> WHAT IS REQUIRED
Write out the records again, exactly, leaving none out.

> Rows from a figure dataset

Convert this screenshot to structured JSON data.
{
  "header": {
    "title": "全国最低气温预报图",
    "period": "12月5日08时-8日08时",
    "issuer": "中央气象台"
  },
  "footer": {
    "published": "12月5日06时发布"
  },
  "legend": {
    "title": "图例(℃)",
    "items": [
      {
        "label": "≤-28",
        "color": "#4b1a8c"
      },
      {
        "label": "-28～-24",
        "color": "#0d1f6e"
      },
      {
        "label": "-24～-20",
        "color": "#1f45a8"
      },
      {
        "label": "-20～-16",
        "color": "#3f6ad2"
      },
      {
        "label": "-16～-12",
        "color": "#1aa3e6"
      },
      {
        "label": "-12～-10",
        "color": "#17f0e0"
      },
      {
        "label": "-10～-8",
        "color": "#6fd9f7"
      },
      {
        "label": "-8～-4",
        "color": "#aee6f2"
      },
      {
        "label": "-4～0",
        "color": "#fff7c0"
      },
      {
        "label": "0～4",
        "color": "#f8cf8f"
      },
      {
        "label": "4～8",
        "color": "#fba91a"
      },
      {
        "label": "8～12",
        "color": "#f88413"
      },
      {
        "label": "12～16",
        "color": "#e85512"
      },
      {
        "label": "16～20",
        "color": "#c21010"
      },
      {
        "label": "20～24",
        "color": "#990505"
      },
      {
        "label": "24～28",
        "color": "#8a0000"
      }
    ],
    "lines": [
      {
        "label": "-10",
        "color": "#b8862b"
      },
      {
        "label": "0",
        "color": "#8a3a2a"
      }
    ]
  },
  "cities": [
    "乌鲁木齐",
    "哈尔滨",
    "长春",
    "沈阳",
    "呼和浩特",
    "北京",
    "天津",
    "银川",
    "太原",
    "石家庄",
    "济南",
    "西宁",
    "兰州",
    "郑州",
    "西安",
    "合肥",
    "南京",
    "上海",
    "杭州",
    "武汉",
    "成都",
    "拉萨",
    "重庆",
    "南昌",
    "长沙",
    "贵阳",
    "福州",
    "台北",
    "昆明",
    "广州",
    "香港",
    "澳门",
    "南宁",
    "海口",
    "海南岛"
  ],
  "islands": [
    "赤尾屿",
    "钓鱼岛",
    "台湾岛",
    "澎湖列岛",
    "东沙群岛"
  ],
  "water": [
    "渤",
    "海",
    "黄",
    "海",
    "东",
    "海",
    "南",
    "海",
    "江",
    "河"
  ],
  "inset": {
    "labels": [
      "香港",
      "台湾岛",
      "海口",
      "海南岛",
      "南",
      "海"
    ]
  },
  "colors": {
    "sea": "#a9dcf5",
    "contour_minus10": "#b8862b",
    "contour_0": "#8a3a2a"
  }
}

> SOLVED EXERCISE
Convert this screenshot to structured JSON data.
{
  "header": {
    "title": "全国最低气温预报图",
    "period": "12月5日08时-8日08时",
    "issuer": "中央气象台"
  },
  "footer": {
    "published": "12月5日06时发布"
  },
  "legend": {
    "title": "图例(℃)",
    "items": [
      {
        "label": "≤-28",
        "color": "#4b1a8c"
      },
      {
        "label": "-28～-24",
        "color": "#0d1f6e"
      },
      {
        "label": "-24～-20",
        "color": "#1f45a8"
      },
      {
        "label": "-20～-16",
        "color": "#3f6ad2"
      },
      {
        "label": "-16～-12",
        "color": "#1aa3e6"
      },
      {
        "label": "-12～-10",
        "color": "#17f0e0"
      },
      {
        "label": "-10～-8",
        "color": "#6fd9f7"
      },
      {
        "label": "-8～-4",
        "color": "#aee6f2"
      },
      {
        "label": "-4～0",
        "color": "#fff7c0"
      },
      {
        "label": "0～4",
        "color": "#f8cf8f"
      },
      {
        "label": "4～8",
        "color": "#fba91a"
      },
      {
        "label": "8～12",
        "color": "#f88413"
      },
      {
        "label": "12～16",
        "color": "#e85512"
      },
      {
        "label": "16～20",
        "color": "#c21010"
      },
      {
        "label": "20～24",
        "color": "#990505"
      },
      {
        "label": "24～28",
        "color": "#8a0000"
      }
    ],
    "lines": [
      {
        "label": "-10",
        "color": "#b8862b"
      },
      {
        "label": "0",
        "color": "#8a3a2a"
      }
    ]
  },
  "cities": [
    "乌鲁木齐",
    "哈尔滨",
    "长春",
    "沈阳",
    "呼和浩特",
    "北京",
    "天津",
    "银川",
    "太原",
    "石家庄",
    "济南",
    "西宁",
    "兰州",
    "郑州",
    "西安",
    "合肥",
    "南京",
    "上海",
    "杭州",
    "武汉",
    "成都",
    "拉萨",
    "重庆",
    "南昌",
    "长沙",
    "贵阳",
    "福州",
    "台北",
    "昆明",
    "广州",
    "香港",
    "澳门",
    "南宁",
    "海口",
    "海南岛"
  ],
  "islands": [
    "赤尾屿",
    "钓鱼岛",
    "台湾岛",
    "澎湖列岛",
    "东沙群岛"
  ],
  "water": [
    "渤",
    "海",
    "黄",
    "海",
    "东",
    "海",
    "南",
    "海",
    "江",
    "河"
  ],
  "inset": {
    "labels": [
      "香港",
      "台湾岛",
      "海口",
      "海南岛",
      "南",
      "海"
    ]
  },
  "colors": {
    "sea": "#a9dcf5",
    "contour_minus10": "#b8862b",
    "contour_0": "#8a3a2a"
  }
}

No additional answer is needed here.